==== DATASET ====

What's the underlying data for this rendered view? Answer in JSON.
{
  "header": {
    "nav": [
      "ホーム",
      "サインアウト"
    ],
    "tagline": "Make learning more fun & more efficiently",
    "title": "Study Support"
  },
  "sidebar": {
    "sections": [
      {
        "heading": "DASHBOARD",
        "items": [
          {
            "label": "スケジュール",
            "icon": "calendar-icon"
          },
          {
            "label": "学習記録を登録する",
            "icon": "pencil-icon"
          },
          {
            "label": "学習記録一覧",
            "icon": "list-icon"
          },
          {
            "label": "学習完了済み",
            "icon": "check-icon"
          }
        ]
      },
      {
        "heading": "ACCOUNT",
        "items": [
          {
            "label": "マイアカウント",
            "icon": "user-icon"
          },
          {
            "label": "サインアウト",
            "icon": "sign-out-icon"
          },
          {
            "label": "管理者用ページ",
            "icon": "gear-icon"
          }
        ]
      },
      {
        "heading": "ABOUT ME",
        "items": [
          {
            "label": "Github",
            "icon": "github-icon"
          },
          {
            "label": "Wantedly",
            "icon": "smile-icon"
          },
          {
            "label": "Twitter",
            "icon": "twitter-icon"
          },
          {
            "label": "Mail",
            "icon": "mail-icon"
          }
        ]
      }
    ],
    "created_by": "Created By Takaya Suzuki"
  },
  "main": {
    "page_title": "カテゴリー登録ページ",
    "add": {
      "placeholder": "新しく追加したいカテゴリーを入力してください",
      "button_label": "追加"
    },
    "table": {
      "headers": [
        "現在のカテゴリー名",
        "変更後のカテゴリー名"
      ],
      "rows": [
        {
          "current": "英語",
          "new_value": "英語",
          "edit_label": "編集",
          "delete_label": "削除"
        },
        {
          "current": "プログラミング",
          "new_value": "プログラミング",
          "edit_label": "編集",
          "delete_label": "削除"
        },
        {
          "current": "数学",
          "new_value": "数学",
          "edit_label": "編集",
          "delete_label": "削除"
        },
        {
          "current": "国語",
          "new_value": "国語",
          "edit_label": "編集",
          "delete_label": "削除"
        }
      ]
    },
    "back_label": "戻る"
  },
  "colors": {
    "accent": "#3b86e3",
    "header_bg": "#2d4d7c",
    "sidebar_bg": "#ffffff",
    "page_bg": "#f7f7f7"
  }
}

====

Locate and copy each line in the data above that includes the word "icon".

__FULL RESPONSE__.
            "icon": "calendar-icon"
            "icon": "pencil-icon"
            "icon": "list-icon"
            "icon": "check-icon"
            "icon": "user-icon"
            "icon": "sign-out-icon"
            "icon": "gear-icon"
            "icon": "github-icon"
            "icon": "smile-icon"
            "icon": "twitter-icon"
            "icon": "mail-icon"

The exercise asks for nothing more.